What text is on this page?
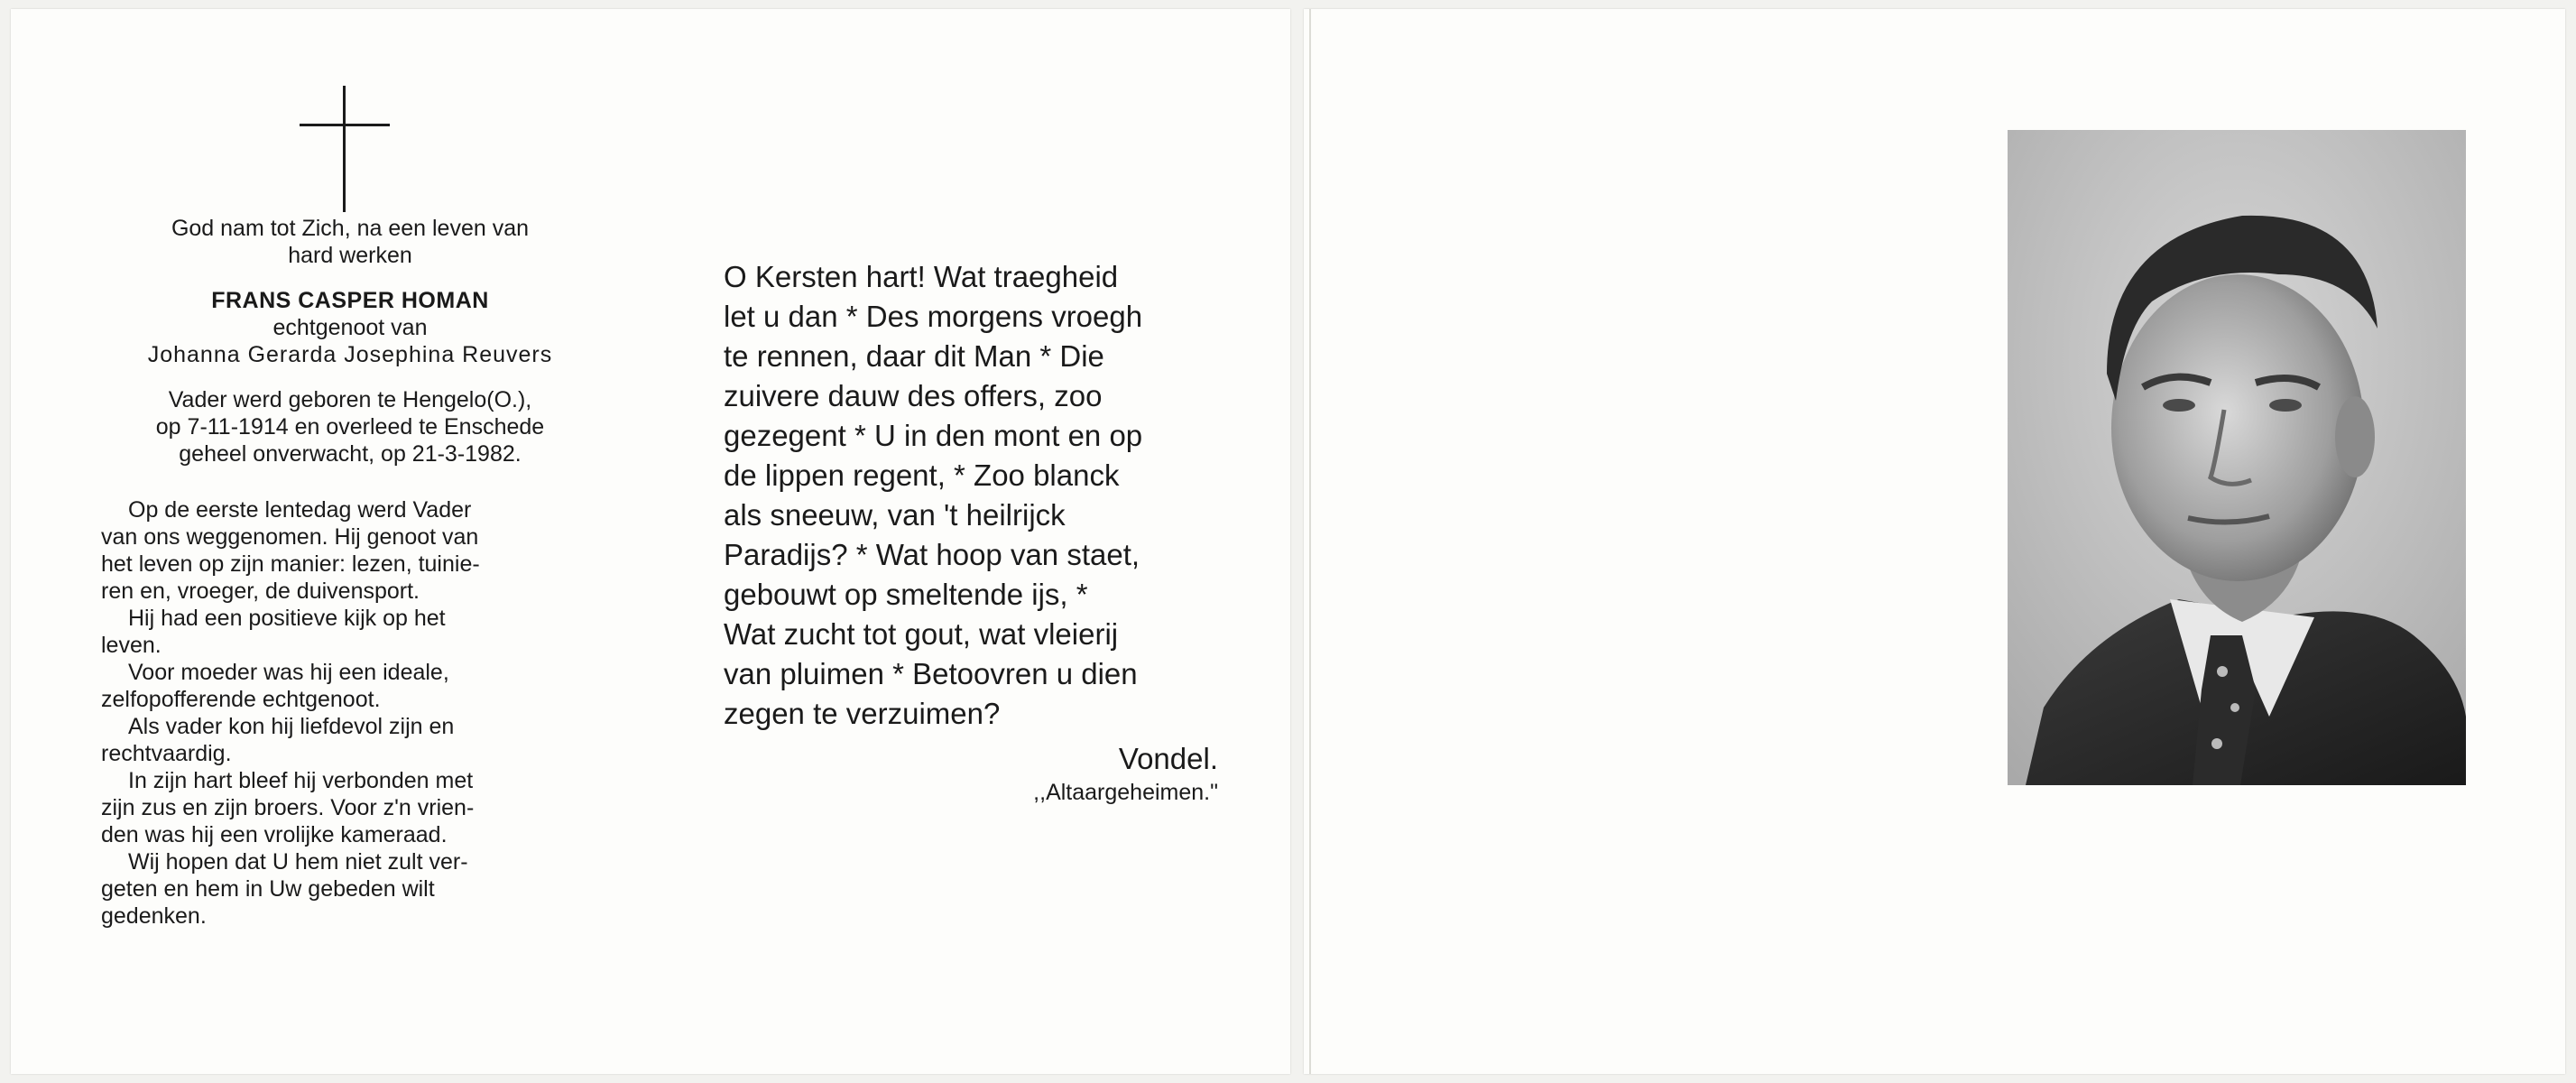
God nam tot Zich, na een leven van
hard werken
FRANS CASPER HOMAN
echtgenoot van
Johanna Gerarda Josephina Reuvers
Vader werd geboren te Hengelo(O.),
op 7-11-1914 en overleed te Enschede
geheel onverwacht, op 21-3-1982.

Op de eerste lentedag werd Vader

van ons weggenomen. Hij genoot van
het leven op zijn manier: lezen, tuinie-
ren en, vroeger, de duivensport.

Hij had een positieve kijk op het

leven.

Voor moeder was hij een ideale,

zelfopofferende echtgenoot.

Als vader kon hij liefdevol zijn en

rechtvaardig.

In zijn hart bleef hij verbonden met

zijn zus en zijn broers. Voor z'n vrien-
den was hij een vrolijke kameraad.

Wij hopen dat U hem niet zult ver-

geten en hem in Uw gebeden wilt
gedenken.
O Kersten hart! Wat traegheid
let u dan * Des morgens vroegh
te rennen, daar dit Man * Die
zuivere dauw des offers, zoo
gezegent * U in den mont en op
de lippen regent, * Zoo blanck
als sneeuw, van 't heilrijck
Paradijs? * Wat hoop van staet,
gebouwt op smeltende ijs, *
Wat zucht tot gout, wat vleierij
van pluimen * Betoovren u dien
zegen te verzuimen?
Vondel.
,,Altaargeheimen."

TASK DETAILS: Take the entries above and restate them word for word, minus their images.

RESULT:
What text is on this page?
God nam tot Zich, na een leven van
hard werken
FRANS CASPER HOMAN
echtgenoot van
Johanna Gerarda Josephina Reuvers
Vader werd geboren te Hengelo(O.),
op 7-11-1914 en overleed te Enschede
geheel onverwacht, op 21-3-1982.

Op de eerste lentedag werd Vader

van ons weggenomen. Hij genoot van
het leven op zijn manier: lezen, tuinie-
ren en, vroeger, de duivensport.

Hij had een positieve kijk op het

leven.

Voor moeder was hij een ideale,

zelfopofferende echtgenoot.

Als vader kon hij liefdevol zijn en

rechtvaardig.

In zijn hart bleef hij verbonden met

zijn zus en zijn broers. Voor z'n vrien-
den was hij een vrolijke kameraad.

Wij hopen dat U hem niet zult ver-

geten en hem in Uw gebeden wilt
gedenken.
O Kersten hart! Wat traegheid
let u dan * Des morgens vroegh
te rennen, daar dit Man * Die
zuivere dauw des offers, zoo
gezegent * U in den mont en op
de lippen regent, * Zoo blanck
als sneeuw, van 't heilrijck
Paradijs? * Wat hoop van staet,
gebouwt op smeltende ijs, *
Wat zucht tot gout, wat vleierij
van pluimen * Betoovren u dien
zegen te verzuimen?
Vondel.
,,Altaargeheimen."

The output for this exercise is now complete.